--- Prompt ---
Reproduce the records below exactly as given.

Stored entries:
- - -
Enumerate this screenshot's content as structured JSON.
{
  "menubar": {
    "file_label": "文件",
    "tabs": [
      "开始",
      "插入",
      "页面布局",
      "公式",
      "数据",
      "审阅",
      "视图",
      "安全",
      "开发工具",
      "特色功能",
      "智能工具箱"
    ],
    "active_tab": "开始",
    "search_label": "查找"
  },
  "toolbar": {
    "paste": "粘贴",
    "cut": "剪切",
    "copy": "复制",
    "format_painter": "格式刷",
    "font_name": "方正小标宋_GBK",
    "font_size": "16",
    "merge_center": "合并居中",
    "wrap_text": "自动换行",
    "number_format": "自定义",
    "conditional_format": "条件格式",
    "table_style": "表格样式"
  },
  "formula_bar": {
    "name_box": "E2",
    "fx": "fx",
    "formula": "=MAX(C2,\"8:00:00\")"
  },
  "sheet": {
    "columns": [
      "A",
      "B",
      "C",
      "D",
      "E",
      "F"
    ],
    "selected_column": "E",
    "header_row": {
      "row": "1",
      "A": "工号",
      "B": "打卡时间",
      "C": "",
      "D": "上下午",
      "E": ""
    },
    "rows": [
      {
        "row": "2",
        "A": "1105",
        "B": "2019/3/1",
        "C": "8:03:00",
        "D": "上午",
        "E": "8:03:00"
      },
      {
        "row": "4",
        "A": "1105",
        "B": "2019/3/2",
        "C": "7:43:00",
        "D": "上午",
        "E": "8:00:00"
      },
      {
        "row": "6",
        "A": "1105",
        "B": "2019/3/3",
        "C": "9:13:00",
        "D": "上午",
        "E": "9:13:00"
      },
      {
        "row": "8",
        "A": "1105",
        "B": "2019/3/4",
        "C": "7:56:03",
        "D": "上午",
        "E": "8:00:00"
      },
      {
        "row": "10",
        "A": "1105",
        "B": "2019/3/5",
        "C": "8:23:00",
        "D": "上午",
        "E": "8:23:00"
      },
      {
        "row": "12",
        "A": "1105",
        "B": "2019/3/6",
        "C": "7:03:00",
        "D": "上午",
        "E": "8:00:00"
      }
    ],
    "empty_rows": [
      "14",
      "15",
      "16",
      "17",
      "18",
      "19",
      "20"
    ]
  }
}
- - -
--- Result for this exercise ---
Enumerate this screenshot's content as structured JSON.
{
  "menubar": {
    "file_label": "文件",
    "tabs": [
      "开始",
      "插入",
      "页面布局",
      "公式",
      "数据",
      "审阅",
      "视图",
      "安全",
      "开发工具",
      "特色功能",
      "智能工具箱"
    ],
    "active_tab": "开始",
    "search_label": "查找"
  },
  "toolbar": {
    "paste": "粘贴",
    "cut": "剪切",
    "copy": "复制",
    "format_painter": "格式刷",
    "font_name": "方正小标宋_GBK",
    "font_size": "16",
    "merge_center": "合并居中",
    "wrap_text": "自动换行",
    "number_format": "自定义",
    "conditional_format": "条件格式",
    "table_style": "表格样式"
  },
  "formula_bar": {
    "name_box": "E2",
    "fx": "fx",
    "formula": "=MAX(C2,\"8:00:00\")"
  },
  "sheet": {
    "columns": [
      "A",
      "B",
      "C",
      "D",
      "E",
      "F"
    ],
    "selected_column": "E",
    "header_row": {
      "row": "1",
      "A": "工号",
      "B": "打卡时间",
      "C": "",
      "D": "上下午",
      "E": ""
    },
    "rows": [
      {
        "row": "2",
        "A": "1105",
        "B": "2019/3/1",
        "C": "8:03:00",
        "D": "上午",
        "E": "8:03:00"
      },
      {
        "row": "4",
        "A": "1105",
        "B": "2019/3/2",
        "C": "7:43:00",
        "D": "上午",
        "E": "8:00:00"
      },
      {
        "row": "6",
        "A": "1105",
        "B": "2019/3/3",
        "C": "9:13:00",
        "D": "上午",
        "E": "9:13:00"
      },
      {
        "row": "8",
        "A": "1105",
        "B": "2019/3/4",
        "C": "7:56:03",
        "D": "上午",
        "E": "8:00:00"
      },
      {
        "row": "10",
        "A": "1105",
        "B": "2019/3/5",
        "C": "8:23:00",
        "D": "上午",
        "E": "8:23:00"
      },
      {
        "row": "12",
        "A": "1105",
        "B": "2019/3/6",
        "C": "7:03:00",
        "D": "上午",
        "E": "8:00:00"
      }
    ],
    "empty_rows": [
      "14",
      "15",
      "16",
      "17",
      "18",
      "19",
      "20"
    ]
  }
}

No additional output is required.